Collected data
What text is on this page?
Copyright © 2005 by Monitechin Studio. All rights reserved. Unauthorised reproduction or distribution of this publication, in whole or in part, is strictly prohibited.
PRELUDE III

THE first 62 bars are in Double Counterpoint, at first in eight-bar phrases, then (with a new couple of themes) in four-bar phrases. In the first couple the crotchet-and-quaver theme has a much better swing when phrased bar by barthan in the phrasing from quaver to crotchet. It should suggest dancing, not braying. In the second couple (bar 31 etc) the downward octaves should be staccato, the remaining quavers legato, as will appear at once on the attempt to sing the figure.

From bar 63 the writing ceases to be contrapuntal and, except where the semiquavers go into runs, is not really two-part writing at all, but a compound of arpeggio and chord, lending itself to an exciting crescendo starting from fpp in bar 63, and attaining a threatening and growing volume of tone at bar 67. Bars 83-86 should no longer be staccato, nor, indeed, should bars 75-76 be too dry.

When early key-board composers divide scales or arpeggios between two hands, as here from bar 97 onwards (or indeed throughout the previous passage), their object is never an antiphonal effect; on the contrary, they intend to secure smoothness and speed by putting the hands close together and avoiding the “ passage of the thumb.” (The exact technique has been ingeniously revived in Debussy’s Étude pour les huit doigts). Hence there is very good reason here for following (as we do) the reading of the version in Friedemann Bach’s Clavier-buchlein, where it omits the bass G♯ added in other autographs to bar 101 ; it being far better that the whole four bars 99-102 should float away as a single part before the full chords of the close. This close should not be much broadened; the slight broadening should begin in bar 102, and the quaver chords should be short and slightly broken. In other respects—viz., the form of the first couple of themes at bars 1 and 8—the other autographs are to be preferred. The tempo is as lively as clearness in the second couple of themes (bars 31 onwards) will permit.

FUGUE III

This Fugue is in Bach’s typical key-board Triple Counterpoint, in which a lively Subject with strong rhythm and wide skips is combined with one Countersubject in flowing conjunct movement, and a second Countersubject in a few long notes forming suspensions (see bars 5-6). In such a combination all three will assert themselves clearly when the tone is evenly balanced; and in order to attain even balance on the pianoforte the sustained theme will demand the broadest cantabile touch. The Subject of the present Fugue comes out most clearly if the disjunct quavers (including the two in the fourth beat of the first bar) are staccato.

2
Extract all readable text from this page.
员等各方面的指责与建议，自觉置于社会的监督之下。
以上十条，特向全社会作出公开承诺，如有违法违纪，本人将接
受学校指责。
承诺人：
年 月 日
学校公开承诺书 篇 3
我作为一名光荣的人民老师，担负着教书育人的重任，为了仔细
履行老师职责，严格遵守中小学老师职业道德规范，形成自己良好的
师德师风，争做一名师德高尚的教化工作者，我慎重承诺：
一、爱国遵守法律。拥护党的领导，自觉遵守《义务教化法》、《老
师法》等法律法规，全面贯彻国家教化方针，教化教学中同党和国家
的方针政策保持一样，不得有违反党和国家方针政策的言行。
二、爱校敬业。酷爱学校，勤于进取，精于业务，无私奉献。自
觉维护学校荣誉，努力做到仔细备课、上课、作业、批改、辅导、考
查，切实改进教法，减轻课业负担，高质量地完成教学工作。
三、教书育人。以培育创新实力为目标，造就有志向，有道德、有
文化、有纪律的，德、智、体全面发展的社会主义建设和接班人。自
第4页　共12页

* TO DO: Give back exactly the lines beginning at the one with "Extract all readable text from this page." and ending at the final line of the material; both boundary lines belong in it.

* ANSWER TO THIS EXERCISE:
Extract all readable text from this page.
员等各方面的指责与建议，自觉置于社会的监督之下。
以上十条，特向全社会作出公开承诺，如有违法违纪，本人将接
受学校指责。
承诺人：
年 月 日
学校公开承诺书 篇 3
我作为一名光荣的人民老师，担负着教书育人的重任，为了仔细
履行老师职责，严格遵守中小学老师职业道德规范，形成自己良好的
师德师风，争做一名师德高尚的教化工作者，我慎重承诺：
一、爱国遵守法律。拥护党的领导，自觉遵守《义务教化法》、《老
师法》等法律法规，全面贯彻国家教化方针，教化教学中同党和国家
的方针政策保持一样，不得有违反党和国家方针政策的言行。
二、爱校敬业。酷爱学校，勤于进取，精于业务，无私奉献。自
觉维护学校荣誉，努力做到仔细备课、上课、作业、批改、辅导、考
查，切实改进教法，减轻课业负担，高质量地完成教学工作。
三、教书育人。以培育创新实力为目标，造就有志向，有道德、有
文化、有纪律的，德、智、体全面发展的社会主义建设和接班人。自
第4页　共12页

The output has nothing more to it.